_WHAT IS BEING ASKED_
Your task is to transcribe all of the data below exactly, omitting the images.

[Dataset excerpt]
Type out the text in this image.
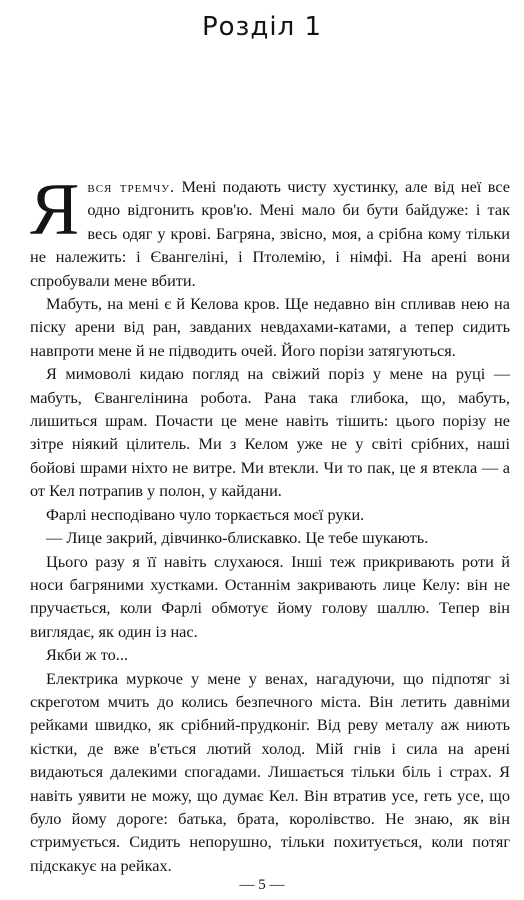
Розділ 1

Явся тремчу. Мені подають чисту хустинку, але від неї все одно відгонить кров'ю. Мені мало би бути байдуже: і так весь одяг у крові. Багряна, звісно, моя, а срібна кому тільки не належить: і Євангеліні, і Птолемію, і німфі. На арені вони спробували мене вбити.

Мабуть, на мені є й Келова кров. Ще недавно він спливав нею на піску арени від ран, завданих невдахами-катами, а тепер сидить навпроти мене й не підводить очей. Його порізи затягуються.

Я мимоволі кидаю погляд на свіжий поріз у мене на руці — мабуть, Євангелінина робота. Рана така глибока, що, мабуть, лишиться шрам. Почасти це мене навіть тішить: цього порізу не зітре ніякий цілитель. Ми з Келом уже не у світі срібних, наші бойові шрами ніхто не витре. Ми втекли. Чи то пак, це я втекла — а от Кел потрапив у полон, у кайдани.

Фарлі несподівано чуло торкається моєї руки.

— Лице закрий, дівчинко-блискавко. Це тебе шукають.

Цього разу я її навіть слухаюся. Інші теж прикривають роти й носи багряними хустками. Останнім закривають лице Келу: він не пручається, коли Фарлі обмотує йому голову шаллю. Тепер він виглядає, як один із нас.

Якби ж то...

Електрика муркоче у мене у венах, нагадуючи, що підпотяг зі скреготом мчить до колись безпечного міста. Він летить давніми рейками швидко, як срібний-прудконіг. Від реву металу аж ниють кістки, де вже в'ється лютий холод. Мій гнів і сила на арені видаються далекими спогадами. Лишається тільки біль і страх. Я навіть уявити не можу, що думає Кел. Він втратив усе, геть усе, що було йому дороге: батька, брата, королівство. Не знаю, як він стримується. Сидить непорушно, тільки похитується, коли потяг підскакує на рейках.

— 5 —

_SOLUTION TO THE PROBLEM_
Type out the text in this image.
Розділ 1

Явся тремчу. Мені подають чисту хустинку, але від неї все одно відгонить кров'ю. Мені мало би бути байдуже: і так весь одяг у крові. Багряна, звісно, моя, а срібна кому тільки не належить: і Євангеліні, і Птолемію, і німфі. На арені вони спробували мене вбити.

Мабуть, на мені є й Келова кров. Ще недавно він спливав нею на піску арени від ран, завданих невдахами-катами, а тепер сидить навпроти мене й не підводить очей. Його порізи затягуються.

Я мимоволі кидаю погляд на свіжий поріз у мене на руці — мабуть, Євангелінина робота. Рана така глибока, що, мабуть, лишиться шрам. Почасти це мене навіть тішить: цього порізу не зітре ніякий цілитель. Ми з Келом уже не у світі срібних, наші бойові шрами ніхто не витре. Ми втекли. Чи то пак, це я втекла — а от Кел потрапив у полон, у кайдани.

Фарлі несподівано чуло торкається моєї руки.

— Лице закрий, дівчинко-блискавко. Це тебе шукають.

Цього разу я її навіть слухаюся. Інші теж прикривають роти й носи багряними хустками. Останнім закривають лице Келу: він не пручається, коли Фарлі обмотує йому голову шаллю. Тепер він виглядає, як один із нас.

Якби ж то...

Електрика муркоче у мене у венах, нагадуючи, що підпотяг зі скреготом мчить до колись безпечного міста. Він летить давніми рейками швидко, як срібний-прудконіг. Від реву металу аж ниють кістки, де вже в'ється лютий холод. Мій гнів і сила на арені видаються далекими спогадами. Лишається тільки біль і страх. Я навіть уявити не можу, що думає Кел. Він втратив усе, геть усе, що було йому дороге: батька, брата, королівство. Не знаю, як він стримується. Сидить непорушно, тільки похитується, коли потяг підскакує на рейках.

— 5 —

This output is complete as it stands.